■ **OBJECTIVE**
Reproduce every item below with "bounding boxes" changed to "coordinate boxes" and nothing else altered. Omit the pictures from your answer.

■ **STORED DATA**
┌──

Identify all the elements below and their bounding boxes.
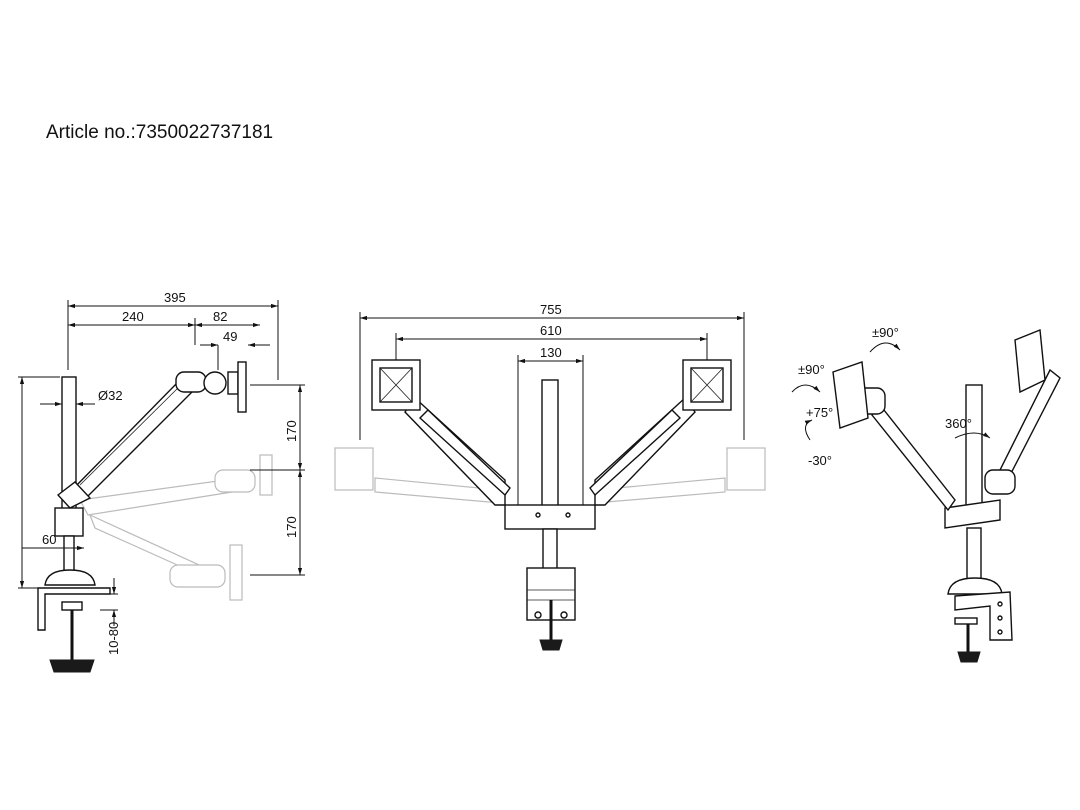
side-elbow: [175, 371, 207, 393]
dim-diameter: Ø32: [98, 388, 123, 403]
side-ghost-arm: [79, 454, 273, 601]
iso-view: ±90° ±90° +75° -30° 360°: [791, 325, 1061, 663]
front-pole: [541, 379, 559, 509]
iso-swivel-label: ±90°: [798, 362, 825, 377]
side-view: 395 240 82 49 Ø32 170 170 60 10-80: [18, 290, 305, 673]
article-number: Article no.:7350022737181: [46, 122, 274, 143]
iso-tilt-up-label: +75°: [806, 405, 833, 420]
side-pole-lower: [63, 535, 75, 572]
dim-clamp-range: 10-80: [106, 622, 121, 655]
front-ghost: [334, 447, 766, 504]
iso-crossbar: [944, 499, 1001, 529]
dim-610: 610: [540, 323, 562, 338]
iso-left-arm: [871, 403, 956, 512]
iso-base: [947, 577, 1003, 595]
iso-right-vesa: [1014, 329, 1046, 394]
side-clamp: [37, 587, 111, 631]
front-knob: [539, 639, 563, 651]
front-view: 755 610 130: [334, 302, 766, 651]
side-pole-collar: [54, 507, 84, 537]
iso-arrow-rotate: [869, 342, 901, 353]
side-clamp-pad: [61, 601, 83, 611]
dim-82: 82: [213, 309, 227, 324]
iso-left-vesa: [832, 361, 869, 429]
dim-240: 240: [122, 309, 144, 324]
dim-60: 60: [42, 532, 56, 547]
iso-arrow-pole: [954, 432, 991, 439]
iso-pole-rotation-label: 360°: [945, 416, 972, 431]
iso-clamp: [954, 591, 1013, 641]
side-gas-arm: [70, 381, 194, 499]
iso-tilt-down-label: -30°: [808, 453, 832, 468]
side-knob: [49, 659, 95, 673]
dim-395: 395: [164, 290, 186, 305]
dim-170-up: 170: [284, 420, 299, 442]
iso-arrow-tilt: [804, 419, 813, 441]
side-joint: [203, 371, 227, 395]
dim-130: 130: [540, 345, 562, 360]
front-crossbar: [504, 504, 596, 530]
dim-170-down: 170: [284, 516, 299, 538]
iso-arrow-swivel: [791, 384, 821, 393]
dim-755: 755: [540, 302, 562, 317]
side-base: [44, 569, 96, 586]
iso-pole-lower: [966, 527, 982, 584]
iso-rotate-label: ±90°: [872, 325, 899, 340]
dim-49: 49: [223, 329, 237, 344]
front-pole-lower: [542, 528, 558, 570]
iso-knob: [957, 651, 981, 663]
side-vesa-plate: [237, 361, 247, 413]
iso-pole: [965, 384, 983, 521]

└──

■ **ANSWER IN FULL**
Identify all the elements below and their coordinate boxes.
side-elbow: [175, 371, 207, 393]
dim-diameter: Ø32: [98, 388, 123, 403]
side-ghost-arm: [79, 454, 273, 601]
iso-view: ±90° ±90° +75° -30° 360°: [791, 325, 1061, 663]
front-pole: [541, 379, 559, 509]
iso-swivel-label: ±90°: [798, 362, 825, 377]
side-view: 395 240 82 49 Ø32 170 170 60 10-80: [18, 290, 305, 673]
article-number: Article no.:7350022737181: [46, 122, 274, 143]
iso-tilt-up-label: +75°: [806, 405, 833, 420]
side-pole-lower: [63, 535, 75, 572]
dim-clamp-range: 10-80: [106, 622, 121, 655]
front-ghost: [334, 447, 766, 504]
iso-crossbar: [944, 499, 1001, 529]
dim-610: 610: [540, 323, 562, 338]
iso-left-arm: [871, 403, 956, 512]
iso-base: [947, 577, 1003, 595]
iso-right-vesa: [1014, 329, 1046, 394]
side-clamp: [37, 587, 111, 631]
front-knob: [539, 639, 563, 651]
front-view: 755 610 130: [334, 302, 766, 651]
side-pole-collar: [54, 507, 84, 537]
iso-arrow-rotate: [869, 342, 901, 353]
side-clamp-pad: [61, 601, 83, 611]
dim-82: 82: [213, 309, 227, 324]
iso-left-vesa: [832, 361, 869, 429]
dim-240: 240: [122, 309, 144, 324]
dim-60: 60: [42, 532, 56, 547]
iso-arrow-pole: [954, 432, 991, 439]
iso-pole-rotation-label: 360°: [945, 416, 972, 431]
iso-clamp: [954, 591, 1013, 641]
side-gas-arm: [70, 381, 194, 499]
iso-tilt-down-label: -30°: [808, 453, 832, 468]
side-knob: [49, 659, 95, 673]
dim-395: 395: [164, 290, 186, 305]
dim-170-up: 170: [284, 420, 299, 442]
iso-arrow-tilt: [804, 419, 813, 441]
side-joint: [203, 371, 227, 395]
dim-130: 130: [540, 345, 562, 360]
front-crossbar: [504, 504, 596, 530]
dim-170-down: 170: [284, 516, 299, 538]
iso-arrow-swivel: [791, 384, 821, 393]
dim-755: 755: [540, 302, 562, 317]
side-base: [44, 569, 96, 586]
iso-pole-lower: [966, 527, 982, 584]
iso-rotate-label: ±90°: [872, 325, 899, 340]
dim-49: 49: [223, 329, 237, 344]
front-pole-lower: [542, 528, 558, 570]
iso-knob: [957, 651, 981, 663]
side-vesa-plate: [237, 361, 247, 413]
iso-pole: [965, 384, 983, 521]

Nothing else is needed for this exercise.